*** DATA ROWS ***

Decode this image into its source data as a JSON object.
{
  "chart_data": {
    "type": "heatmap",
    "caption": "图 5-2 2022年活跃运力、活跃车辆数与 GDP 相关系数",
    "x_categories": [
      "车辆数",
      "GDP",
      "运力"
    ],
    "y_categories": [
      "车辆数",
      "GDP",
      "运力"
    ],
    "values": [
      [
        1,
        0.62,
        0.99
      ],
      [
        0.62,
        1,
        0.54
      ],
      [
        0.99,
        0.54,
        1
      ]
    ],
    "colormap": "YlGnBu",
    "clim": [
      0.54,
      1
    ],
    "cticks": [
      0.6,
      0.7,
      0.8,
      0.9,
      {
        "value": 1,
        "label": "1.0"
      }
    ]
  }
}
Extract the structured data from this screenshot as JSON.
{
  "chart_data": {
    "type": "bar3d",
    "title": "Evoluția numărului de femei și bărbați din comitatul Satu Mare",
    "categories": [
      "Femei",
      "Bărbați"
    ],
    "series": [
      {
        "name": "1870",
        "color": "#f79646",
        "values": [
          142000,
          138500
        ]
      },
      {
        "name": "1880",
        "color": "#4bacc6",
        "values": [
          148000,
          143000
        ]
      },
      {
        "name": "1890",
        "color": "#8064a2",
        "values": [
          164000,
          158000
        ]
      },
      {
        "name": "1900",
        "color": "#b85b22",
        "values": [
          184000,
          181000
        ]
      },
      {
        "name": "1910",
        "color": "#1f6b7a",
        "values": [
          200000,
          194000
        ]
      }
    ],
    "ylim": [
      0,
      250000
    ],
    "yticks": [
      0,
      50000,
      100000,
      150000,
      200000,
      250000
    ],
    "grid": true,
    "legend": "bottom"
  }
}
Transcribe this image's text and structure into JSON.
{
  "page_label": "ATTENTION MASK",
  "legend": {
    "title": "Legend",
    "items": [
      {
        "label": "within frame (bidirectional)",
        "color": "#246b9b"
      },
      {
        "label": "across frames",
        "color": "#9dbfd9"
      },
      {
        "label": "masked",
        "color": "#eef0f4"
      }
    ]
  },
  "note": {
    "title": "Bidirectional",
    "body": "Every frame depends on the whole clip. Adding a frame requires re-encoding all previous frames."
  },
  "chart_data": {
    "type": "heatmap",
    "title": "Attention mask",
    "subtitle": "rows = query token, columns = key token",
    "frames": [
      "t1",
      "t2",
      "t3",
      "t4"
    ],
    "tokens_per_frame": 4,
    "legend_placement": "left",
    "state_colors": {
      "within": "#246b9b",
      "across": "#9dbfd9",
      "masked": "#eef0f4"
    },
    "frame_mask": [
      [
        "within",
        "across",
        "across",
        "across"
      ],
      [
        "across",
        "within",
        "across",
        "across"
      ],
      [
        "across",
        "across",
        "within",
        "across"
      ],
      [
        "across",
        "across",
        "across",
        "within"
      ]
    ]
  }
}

***
*** DATA ROWS ***

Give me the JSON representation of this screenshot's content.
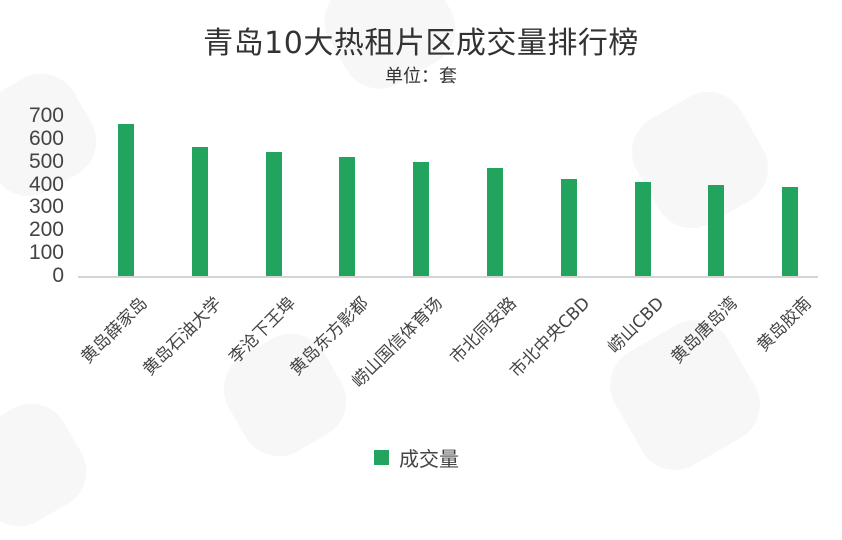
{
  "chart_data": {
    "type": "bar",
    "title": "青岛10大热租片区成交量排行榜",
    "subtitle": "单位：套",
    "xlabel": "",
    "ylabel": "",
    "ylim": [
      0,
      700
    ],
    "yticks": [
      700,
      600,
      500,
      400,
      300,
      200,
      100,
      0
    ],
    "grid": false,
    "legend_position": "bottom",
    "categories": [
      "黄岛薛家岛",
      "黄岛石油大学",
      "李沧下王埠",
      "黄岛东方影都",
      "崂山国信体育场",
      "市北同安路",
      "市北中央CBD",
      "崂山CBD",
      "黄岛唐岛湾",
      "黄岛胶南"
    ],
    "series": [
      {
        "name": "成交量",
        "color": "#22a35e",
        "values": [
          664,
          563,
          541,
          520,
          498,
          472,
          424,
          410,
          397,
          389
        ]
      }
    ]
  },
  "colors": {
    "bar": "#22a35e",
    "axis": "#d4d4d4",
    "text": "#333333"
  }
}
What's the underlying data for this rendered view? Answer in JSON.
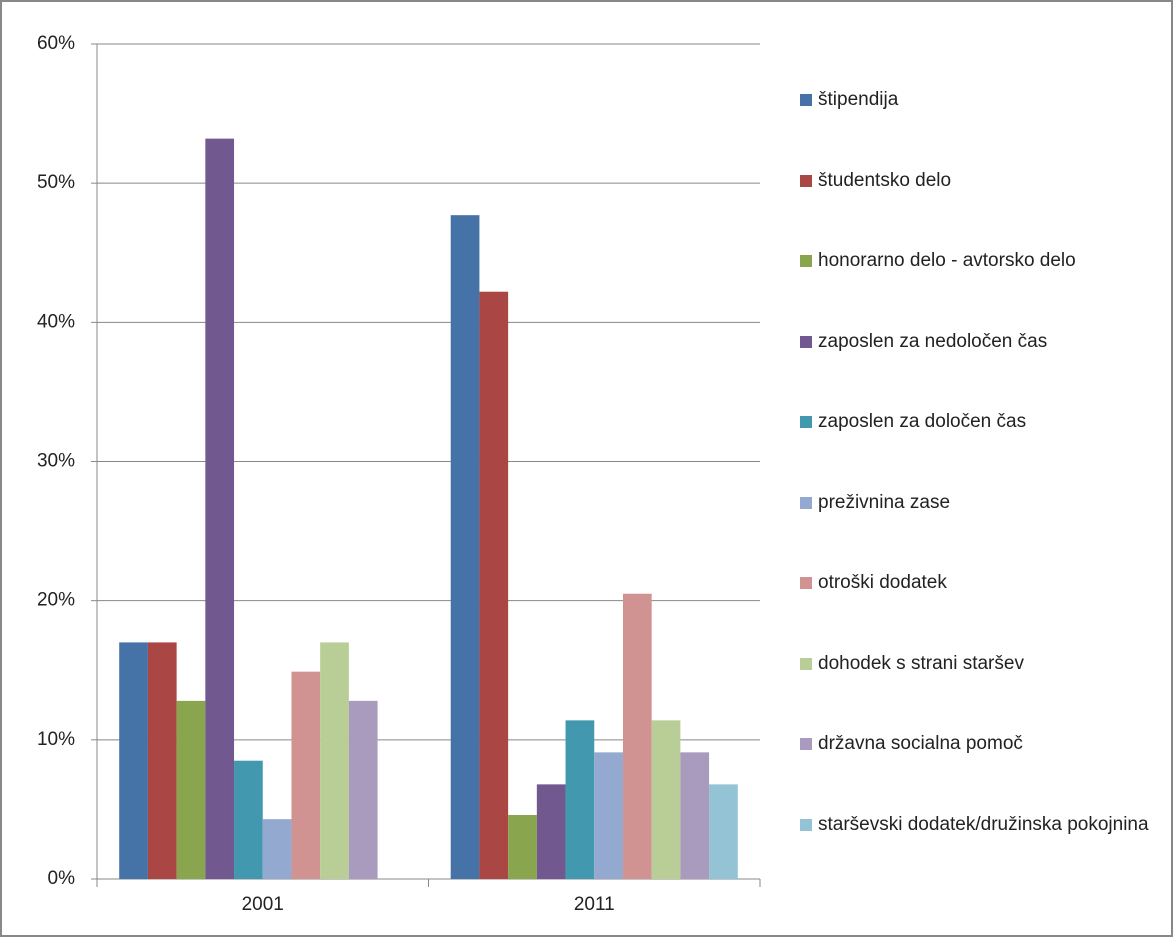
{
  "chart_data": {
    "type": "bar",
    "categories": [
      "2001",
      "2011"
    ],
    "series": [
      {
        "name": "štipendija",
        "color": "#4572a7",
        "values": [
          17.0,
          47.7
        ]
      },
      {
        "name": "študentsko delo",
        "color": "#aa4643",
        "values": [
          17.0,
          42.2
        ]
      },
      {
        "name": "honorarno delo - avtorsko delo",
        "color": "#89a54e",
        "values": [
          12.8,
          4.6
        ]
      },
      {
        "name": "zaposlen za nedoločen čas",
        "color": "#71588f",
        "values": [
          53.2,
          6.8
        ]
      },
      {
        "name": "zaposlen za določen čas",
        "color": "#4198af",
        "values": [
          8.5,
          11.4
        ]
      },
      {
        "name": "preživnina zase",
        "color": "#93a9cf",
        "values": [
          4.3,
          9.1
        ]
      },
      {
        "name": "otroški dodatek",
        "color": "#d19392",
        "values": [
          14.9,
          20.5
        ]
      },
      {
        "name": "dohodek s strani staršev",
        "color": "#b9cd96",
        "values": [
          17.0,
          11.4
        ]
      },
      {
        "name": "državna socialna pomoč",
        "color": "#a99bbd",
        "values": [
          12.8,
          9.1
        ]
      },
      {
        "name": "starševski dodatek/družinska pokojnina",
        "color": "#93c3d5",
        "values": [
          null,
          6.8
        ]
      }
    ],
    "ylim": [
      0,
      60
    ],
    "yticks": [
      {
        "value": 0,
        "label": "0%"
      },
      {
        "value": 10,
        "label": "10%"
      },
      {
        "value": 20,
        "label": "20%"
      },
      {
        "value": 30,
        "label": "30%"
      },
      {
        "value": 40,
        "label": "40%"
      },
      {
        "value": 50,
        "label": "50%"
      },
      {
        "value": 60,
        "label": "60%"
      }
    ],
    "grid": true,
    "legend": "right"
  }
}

***

- [EXERCISE]:
From the entries, report each line that includes the word "image".

- [EXERCISE OUTPUT]:
Decode this image into its source data as a JSON object.
Transcribe this image's text and structure into JSON.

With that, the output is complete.